▼

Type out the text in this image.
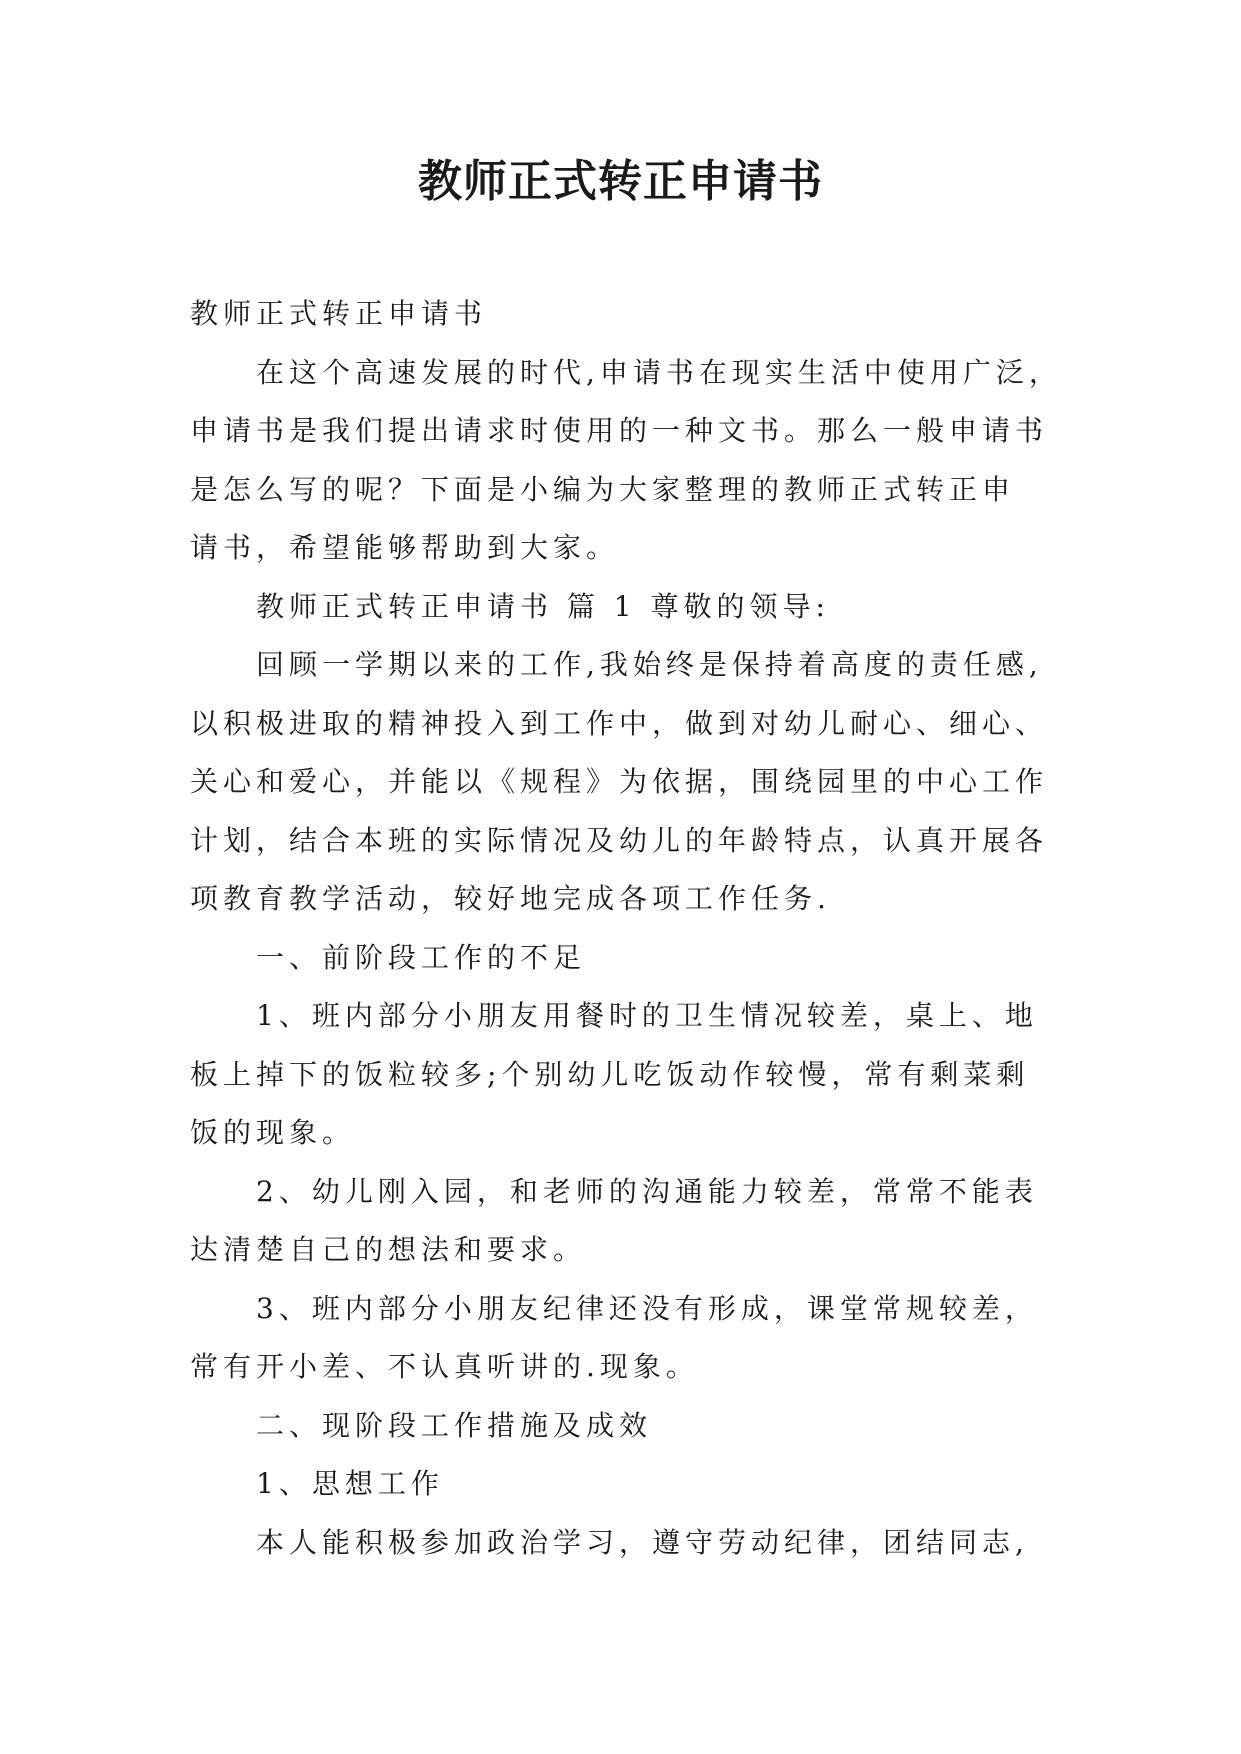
教师正式转正申请书
教师正式转正申请书
在这个高速发展的时代,申请书在现实生活中使用广泛，
申请书是我们提出请求时使用的一种文书。那么一般申请书
是怎么写的呢？下面是小编为大家整理的教师正式转正申
请书，希望能够帮助到大家。
教师正式转正申请书 篇 1 尊敬的领导:
回顾一学期以来的工作,我始终是保持着高度的责任感,
以积极进取的精神投入到工作中，做到对幼儿耐心、细心、
关心和爱心，并能以《规程》为依据，围绕园里的中心工作
计划，结合本班的实际情况及幼儿的年龄特点，认真开展各
项教育教学活动，较好地完成各项工作任务.
一、前阶段工作的不足
1、班内部分小朋友用餐时的卫生情况较差，桌上、地
板上掉下的饭粒较多;个别幼儿吃饭动作较慢，常有剩菜剩
饭的现象。
2、幼儿刚入园，和老师的沟通能力较差，常常不能表
达清楚自己的想法和要求。
3、班内部分小朋友纪律还没有形成，课堂常规较差，
常有开小差、不认真听讲的.现象。
二、现阶段工作措施及成效
1、思想工作
本人能积极参加政治学习，遵守劳动纪律，团结同志,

▲

• Given instruction: Return the listing above unchanged, apart from dropping its pictures.

• Solution to this problem:
Type out the text in this image.
教师正式转正申请书
教师正式转正申请书
在这个高速发展的时代,申请书在现实生活中使用广泛，
申请书是我们提出请求时使用的一种文书。那么一般申请书
是怎么写的呢？下面是小编为大家整理的教师正式转正申
请书，希望能够帮助到大家。
教师正式转正申请书 篇 1 尊敬的领导:
回顾一学期以来的工作,我始终是保持着高度的责任感,
以积极进取的精神投入到工作中，做到对幼儿耐心、细心、
关心和爱心，并能以《规程》为依据，围绕园里的中心工作
计划，结合本班的实际情况及幼儿的年龄特点，认真开展各
项教育教学活动，较好地完成各项工作任务.
一、前阶段工作的不足
1、班内部分小朋友用餐时的卫生情况较差，桌上、地
板上掉下的饭粒较多;个别幼儿吃饭动作较慢，常有剩菜剩
饭的现象。
2、幼儿刚入园，和老师的沟通能力较差，常常不能表
达清楚自己的想法和要求。
3、班内部分小朋友纪律还没有形成，课堂常规较差，
常有开小差、不认真听讲的.现象。
二、现阶段工作措施及成效
1、思想工作
本人能积极参加政治学习，遵守劳动纪律，团结同志,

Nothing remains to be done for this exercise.